Figure data in JSON
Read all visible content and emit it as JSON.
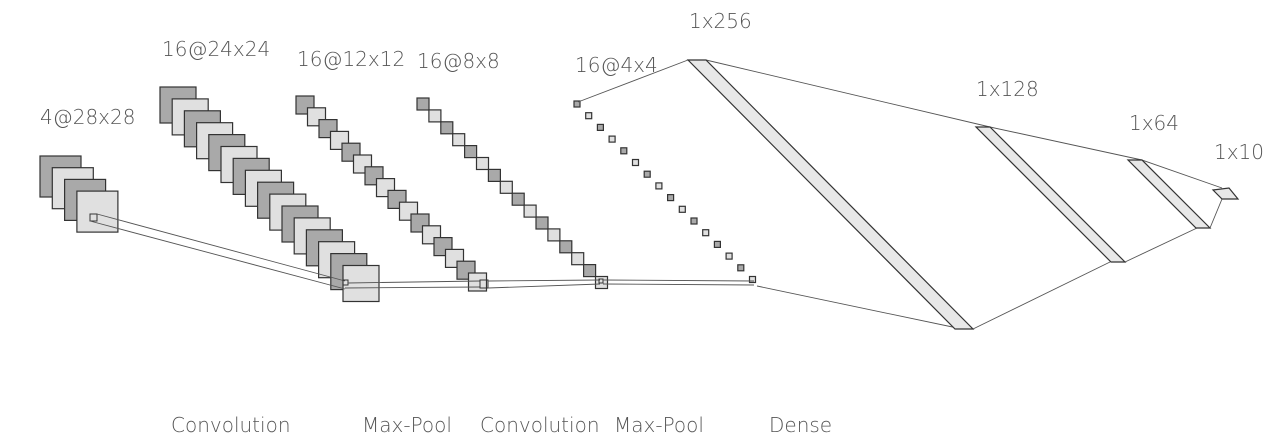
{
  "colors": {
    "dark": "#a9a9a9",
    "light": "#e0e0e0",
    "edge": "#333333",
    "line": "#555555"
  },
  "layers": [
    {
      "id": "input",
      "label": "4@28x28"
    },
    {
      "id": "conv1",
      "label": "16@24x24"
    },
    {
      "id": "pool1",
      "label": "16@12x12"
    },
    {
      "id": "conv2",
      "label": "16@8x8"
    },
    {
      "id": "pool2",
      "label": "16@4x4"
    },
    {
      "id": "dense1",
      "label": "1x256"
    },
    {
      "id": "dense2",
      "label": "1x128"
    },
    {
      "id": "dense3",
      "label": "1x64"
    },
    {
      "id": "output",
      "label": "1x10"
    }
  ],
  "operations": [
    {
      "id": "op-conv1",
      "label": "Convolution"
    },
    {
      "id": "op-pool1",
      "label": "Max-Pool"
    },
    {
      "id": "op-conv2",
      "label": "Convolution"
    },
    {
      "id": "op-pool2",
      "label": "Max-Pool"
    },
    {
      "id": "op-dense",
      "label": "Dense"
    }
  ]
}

...

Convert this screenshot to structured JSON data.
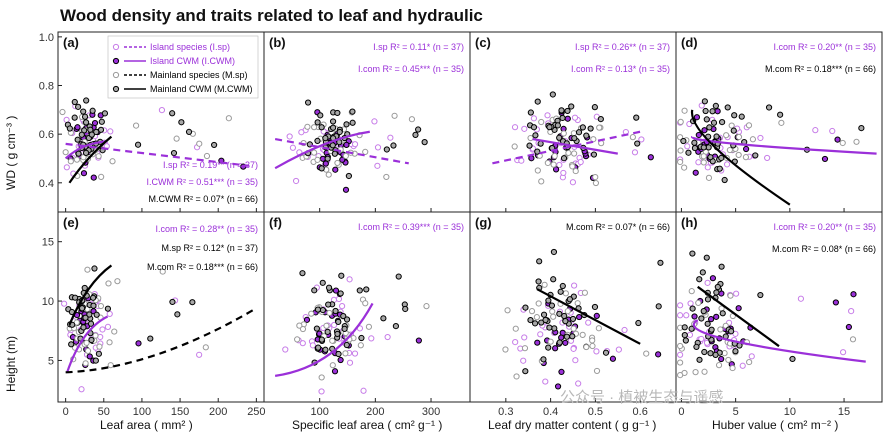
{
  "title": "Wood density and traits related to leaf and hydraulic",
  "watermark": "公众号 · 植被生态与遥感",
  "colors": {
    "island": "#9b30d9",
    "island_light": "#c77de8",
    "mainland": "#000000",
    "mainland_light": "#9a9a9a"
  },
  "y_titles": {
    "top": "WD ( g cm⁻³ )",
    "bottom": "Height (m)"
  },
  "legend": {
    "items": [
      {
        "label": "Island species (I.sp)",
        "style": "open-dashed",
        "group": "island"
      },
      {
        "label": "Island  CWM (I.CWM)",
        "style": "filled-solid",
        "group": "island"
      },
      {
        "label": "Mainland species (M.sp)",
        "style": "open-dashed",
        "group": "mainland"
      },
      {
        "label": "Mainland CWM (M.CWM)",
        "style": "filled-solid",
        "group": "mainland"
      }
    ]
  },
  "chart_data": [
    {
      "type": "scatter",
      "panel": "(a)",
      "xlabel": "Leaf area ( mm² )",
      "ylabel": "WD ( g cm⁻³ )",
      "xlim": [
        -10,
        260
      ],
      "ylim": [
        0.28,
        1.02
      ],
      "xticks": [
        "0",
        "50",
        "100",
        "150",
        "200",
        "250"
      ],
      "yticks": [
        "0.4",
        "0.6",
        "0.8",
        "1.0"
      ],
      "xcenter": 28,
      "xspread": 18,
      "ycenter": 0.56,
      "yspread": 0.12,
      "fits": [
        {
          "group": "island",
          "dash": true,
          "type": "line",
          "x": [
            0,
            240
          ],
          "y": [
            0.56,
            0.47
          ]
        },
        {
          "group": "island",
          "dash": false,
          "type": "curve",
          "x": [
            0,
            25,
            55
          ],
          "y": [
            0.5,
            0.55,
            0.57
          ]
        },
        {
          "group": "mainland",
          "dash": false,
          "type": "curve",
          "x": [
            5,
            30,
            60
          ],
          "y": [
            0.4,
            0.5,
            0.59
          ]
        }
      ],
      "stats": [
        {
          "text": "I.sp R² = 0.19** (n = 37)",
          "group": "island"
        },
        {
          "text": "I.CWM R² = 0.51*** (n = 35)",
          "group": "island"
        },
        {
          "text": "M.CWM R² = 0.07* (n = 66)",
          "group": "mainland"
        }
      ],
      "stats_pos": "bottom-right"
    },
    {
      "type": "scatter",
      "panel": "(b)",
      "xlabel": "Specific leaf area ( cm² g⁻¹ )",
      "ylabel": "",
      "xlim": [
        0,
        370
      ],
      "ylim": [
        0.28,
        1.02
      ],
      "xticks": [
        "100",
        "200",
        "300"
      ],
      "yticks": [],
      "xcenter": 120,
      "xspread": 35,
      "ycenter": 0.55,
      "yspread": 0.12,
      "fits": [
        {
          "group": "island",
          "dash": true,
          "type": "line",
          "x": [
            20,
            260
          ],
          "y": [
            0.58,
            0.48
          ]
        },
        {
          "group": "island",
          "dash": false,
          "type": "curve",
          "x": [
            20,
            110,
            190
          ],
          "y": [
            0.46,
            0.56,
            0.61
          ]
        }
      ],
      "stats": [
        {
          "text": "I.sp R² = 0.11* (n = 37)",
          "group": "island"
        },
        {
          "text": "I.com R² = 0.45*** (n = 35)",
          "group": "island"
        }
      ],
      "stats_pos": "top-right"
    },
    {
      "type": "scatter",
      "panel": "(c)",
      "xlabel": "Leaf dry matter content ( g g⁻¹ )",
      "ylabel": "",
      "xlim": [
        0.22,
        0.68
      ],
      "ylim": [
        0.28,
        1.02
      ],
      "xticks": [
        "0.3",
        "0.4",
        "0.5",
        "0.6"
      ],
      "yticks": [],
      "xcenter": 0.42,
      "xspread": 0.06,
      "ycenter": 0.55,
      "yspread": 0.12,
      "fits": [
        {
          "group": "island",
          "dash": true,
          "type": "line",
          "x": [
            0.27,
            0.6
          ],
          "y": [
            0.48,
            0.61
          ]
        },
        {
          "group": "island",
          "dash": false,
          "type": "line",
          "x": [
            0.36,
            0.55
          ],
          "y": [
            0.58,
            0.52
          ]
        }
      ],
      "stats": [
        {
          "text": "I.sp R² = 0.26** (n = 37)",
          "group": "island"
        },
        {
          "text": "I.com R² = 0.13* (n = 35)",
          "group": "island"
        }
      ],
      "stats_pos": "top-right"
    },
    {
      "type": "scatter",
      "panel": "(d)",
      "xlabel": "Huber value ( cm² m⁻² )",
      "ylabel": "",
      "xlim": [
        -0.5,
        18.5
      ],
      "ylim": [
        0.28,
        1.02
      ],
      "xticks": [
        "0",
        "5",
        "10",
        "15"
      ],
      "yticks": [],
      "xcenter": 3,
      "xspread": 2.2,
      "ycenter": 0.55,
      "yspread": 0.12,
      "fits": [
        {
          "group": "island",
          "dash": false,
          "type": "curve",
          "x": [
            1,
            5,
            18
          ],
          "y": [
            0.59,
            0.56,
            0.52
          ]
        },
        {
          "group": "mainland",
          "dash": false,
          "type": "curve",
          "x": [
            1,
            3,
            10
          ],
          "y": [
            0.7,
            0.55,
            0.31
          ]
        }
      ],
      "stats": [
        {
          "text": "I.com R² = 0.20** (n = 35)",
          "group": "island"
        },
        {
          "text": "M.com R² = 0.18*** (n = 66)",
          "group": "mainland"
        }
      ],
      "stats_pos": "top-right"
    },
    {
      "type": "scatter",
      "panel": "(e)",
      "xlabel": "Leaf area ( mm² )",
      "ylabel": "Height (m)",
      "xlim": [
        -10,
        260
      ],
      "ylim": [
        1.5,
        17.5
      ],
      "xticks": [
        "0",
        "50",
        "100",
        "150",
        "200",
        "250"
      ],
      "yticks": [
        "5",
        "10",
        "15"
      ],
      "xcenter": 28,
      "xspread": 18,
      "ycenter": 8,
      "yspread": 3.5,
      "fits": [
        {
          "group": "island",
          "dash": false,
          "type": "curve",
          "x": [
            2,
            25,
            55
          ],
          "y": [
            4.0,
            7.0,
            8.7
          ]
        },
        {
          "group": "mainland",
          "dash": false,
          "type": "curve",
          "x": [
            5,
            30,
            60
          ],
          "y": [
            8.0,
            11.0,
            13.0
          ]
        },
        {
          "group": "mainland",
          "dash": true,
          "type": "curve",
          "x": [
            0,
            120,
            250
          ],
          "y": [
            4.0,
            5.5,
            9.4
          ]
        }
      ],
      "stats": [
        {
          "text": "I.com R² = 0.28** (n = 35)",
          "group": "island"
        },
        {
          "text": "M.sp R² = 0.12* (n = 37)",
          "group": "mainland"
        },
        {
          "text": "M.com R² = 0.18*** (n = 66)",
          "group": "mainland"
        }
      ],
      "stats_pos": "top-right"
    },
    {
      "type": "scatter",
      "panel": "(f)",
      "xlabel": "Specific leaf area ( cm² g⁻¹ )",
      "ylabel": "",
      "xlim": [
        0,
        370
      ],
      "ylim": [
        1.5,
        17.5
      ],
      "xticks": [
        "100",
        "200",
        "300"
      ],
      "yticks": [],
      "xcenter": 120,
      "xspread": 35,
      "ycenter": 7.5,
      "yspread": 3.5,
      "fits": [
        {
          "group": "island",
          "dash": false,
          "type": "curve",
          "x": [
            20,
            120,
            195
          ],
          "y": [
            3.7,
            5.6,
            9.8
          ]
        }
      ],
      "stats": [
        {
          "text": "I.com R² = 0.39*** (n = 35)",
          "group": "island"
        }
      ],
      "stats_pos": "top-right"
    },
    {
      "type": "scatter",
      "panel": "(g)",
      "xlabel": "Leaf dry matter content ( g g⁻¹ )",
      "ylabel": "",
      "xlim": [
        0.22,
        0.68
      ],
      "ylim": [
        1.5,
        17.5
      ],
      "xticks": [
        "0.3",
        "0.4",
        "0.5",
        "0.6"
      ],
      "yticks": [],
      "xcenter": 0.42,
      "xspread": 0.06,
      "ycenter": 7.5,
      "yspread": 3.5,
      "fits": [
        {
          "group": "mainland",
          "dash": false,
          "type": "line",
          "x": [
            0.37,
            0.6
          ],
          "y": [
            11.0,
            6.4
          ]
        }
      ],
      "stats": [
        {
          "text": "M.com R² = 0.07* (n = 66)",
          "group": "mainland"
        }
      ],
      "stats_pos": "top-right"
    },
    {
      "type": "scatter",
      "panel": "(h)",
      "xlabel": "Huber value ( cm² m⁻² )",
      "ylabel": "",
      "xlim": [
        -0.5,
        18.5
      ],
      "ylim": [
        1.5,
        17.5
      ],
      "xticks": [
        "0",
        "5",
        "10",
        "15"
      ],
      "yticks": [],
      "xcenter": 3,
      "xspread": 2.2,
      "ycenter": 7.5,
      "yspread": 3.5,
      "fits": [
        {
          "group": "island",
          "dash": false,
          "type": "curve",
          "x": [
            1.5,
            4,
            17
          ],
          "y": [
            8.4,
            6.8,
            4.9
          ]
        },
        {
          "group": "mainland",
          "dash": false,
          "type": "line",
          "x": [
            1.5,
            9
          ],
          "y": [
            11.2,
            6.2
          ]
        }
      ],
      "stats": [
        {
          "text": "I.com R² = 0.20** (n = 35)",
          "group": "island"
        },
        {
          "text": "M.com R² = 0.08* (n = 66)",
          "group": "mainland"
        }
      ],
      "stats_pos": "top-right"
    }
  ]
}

Task directions: Above are records; say how many of their lines contain the word "bottom", giving only the number.

Output for this task: 2